ACTIVITY LIST:
• A. What kind of peace does the writer of the passage on the peace announced in Luke 2:14 believe it is?
• B. Write what comes next in the passage on the peace announced in Luke 2:14, starting after its final sentence.

SELECTED EXTRACT:
What is the peace that is being announced here? We certainly know from other passages of Scripture that because of Christ’s mission to die on the cross for sins, there is peace with God. Is that what this is talking about? We know from other passages of Scripture that if you are a believer trusting in God, then we have a peace that passes all understanding. Philippians 4:6–7, “Be anxious for nothing, but in everything by prayer and supplication, with thanksgiving, let your requests be made known to God; and the peace of God, which surpasses all understanding, will guard your hearts and minds through Christ Jesus.”
The peace that is here in Luke 2:14, I believe, is a Messianic peace. What is being announced in the beginning of Jesus’ ministry is from John the Baptist. “Repent for the kingdom of heaven is at hand—the Messiah is here.” Then Jesus came and His message during the first 2-½ years of His ministry was “repent for the kingdom of heaven is at hand.” He sent out His disciples only to the house of Israel and to the house of Judah. The first 2-½ years of Christ’s ministry is presenting Jesus as the King, the descendant of David, who would establish His kingdom and a rule of peace upon the earth based on all the prophecies of Isaiah.
When the angel appears to Joseph and says not to put Mary aside because (Matthew 1:21) “she will bring forth a Son, and you shall call His name Jesus [Yeshua], for He will save His people from their sins.” This clearly anchors this whole context in the Messianic prophecies of the Old Testament, which Luke 2: 11 does as well. “For there is born to you this day in the city of David [Bethlehem, Micah 5:2 prophesied] a Savior, who is Christ the Lord.” The announcement of the angels fits all of the glory that is going on in the heavens; a huge angelic army announcing His birth. Luke does not talk about the Magi, but they come and bring gifts for royalty, for a king (gold, frankincense, and myrrh). Everything that wraps around the birth of Jesus is about the birth of a King.

RECORD SET:
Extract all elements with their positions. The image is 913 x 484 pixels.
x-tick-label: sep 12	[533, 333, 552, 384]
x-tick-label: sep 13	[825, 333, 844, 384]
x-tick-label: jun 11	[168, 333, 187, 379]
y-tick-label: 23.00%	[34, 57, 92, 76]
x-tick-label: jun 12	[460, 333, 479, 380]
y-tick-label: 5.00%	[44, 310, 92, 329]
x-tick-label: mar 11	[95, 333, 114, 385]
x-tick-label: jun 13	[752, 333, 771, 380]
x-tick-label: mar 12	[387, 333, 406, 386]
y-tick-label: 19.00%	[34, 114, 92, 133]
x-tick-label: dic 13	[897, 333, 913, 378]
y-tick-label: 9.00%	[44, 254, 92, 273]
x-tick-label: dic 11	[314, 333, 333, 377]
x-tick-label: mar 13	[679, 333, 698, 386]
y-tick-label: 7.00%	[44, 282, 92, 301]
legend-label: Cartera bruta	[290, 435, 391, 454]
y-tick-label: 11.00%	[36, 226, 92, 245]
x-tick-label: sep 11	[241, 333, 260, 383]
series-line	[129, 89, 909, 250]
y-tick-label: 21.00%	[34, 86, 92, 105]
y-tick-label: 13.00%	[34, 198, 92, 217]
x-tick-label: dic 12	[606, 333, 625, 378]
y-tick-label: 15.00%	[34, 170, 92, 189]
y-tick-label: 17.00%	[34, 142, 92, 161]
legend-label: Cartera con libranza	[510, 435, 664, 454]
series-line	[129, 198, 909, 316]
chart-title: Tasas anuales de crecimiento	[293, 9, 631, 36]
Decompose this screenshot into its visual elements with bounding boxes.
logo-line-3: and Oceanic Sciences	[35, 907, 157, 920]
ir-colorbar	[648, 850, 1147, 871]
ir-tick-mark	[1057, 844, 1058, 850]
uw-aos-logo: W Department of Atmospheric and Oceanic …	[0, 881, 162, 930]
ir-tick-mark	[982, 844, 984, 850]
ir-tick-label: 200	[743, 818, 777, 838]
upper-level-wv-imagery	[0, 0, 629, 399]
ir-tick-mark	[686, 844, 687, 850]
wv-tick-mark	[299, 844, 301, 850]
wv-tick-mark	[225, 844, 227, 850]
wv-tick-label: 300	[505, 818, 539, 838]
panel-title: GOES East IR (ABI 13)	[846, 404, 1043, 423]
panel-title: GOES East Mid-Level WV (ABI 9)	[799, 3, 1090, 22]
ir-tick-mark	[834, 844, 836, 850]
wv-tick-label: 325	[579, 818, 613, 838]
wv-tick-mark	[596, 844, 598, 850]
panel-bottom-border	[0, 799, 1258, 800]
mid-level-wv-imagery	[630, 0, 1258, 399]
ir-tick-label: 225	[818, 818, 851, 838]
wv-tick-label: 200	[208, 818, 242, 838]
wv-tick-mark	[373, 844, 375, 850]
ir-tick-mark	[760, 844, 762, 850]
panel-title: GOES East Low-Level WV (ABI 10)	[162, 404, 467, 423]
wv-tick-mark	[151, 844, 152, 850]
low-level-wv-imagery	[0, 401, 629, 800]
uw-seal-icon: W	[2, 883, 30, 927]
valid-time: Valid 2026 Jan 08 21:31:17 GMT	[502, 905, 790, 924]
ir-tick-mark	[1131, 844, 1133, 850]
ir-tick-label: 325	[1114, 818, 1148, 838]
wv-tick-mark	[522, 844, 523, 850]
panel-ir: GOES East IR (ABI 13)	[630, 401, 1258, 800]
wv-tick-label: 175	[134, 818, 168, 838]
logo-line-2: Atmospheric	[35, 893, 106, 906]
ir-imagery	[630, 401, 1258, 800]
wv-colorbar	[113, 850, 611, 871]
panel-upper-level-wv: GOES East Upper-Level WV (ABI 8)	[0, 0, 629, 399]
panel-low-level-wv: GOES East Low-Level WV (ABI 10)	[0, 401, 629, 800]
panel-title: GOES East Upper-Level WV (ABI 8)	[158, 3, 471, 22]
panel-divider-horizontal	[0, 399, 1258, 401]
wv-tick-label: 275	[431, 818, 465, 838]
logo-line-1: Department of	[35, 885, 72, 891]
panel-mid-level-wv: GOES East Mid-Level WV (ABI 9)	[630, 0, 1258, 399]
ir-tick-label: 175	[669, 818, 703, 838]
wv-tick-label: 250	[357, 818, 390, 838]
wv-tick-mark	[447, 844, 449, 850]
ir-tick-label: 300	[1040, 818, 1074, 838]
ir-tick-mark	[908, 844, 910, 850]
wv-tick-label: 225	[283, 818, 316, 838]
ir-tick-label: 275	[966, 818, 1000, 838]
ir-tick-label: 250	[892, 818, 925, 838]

OUTPUTS FOR THE TASKS:
• A. A Messianic peace.

• B.
This is why Herod got so upset because the Magi were looking for the King of the Jews and were not looking for him. He thought he was the king. He was scared to death because they were from Parthia. The Magi usually anointed the king, the emperor of Parthia. They had already conquered Judea once and run Herod out of town. He had to flee to Rome, whining to the Romans to come and rescue him because he could not defend his kingdom (about 30 BC).
Everything about the birth of Jesus is about the birth of this promised Old Testament Messianic King. When the angels are making this announcement, they are announcing that the King is here. That is what the gospels are about—the King came. But the King was rejected, went to the cross, and paid the penalty for sin in that crucifixion. He will come back as the King. The kingdom has been postponed, and there will be no peace, as announced here, until He returns according to Isaiah 2:4. Only when He establishes that kingdom will there be peace on earth. That peace on earth is going to be the result of the fact the He has made peace with God because of sin. He is the peace offering on the cross that provides peace for those who are justified, peace with God, so that we are no longer at enmity with Him. That is our Christmas present.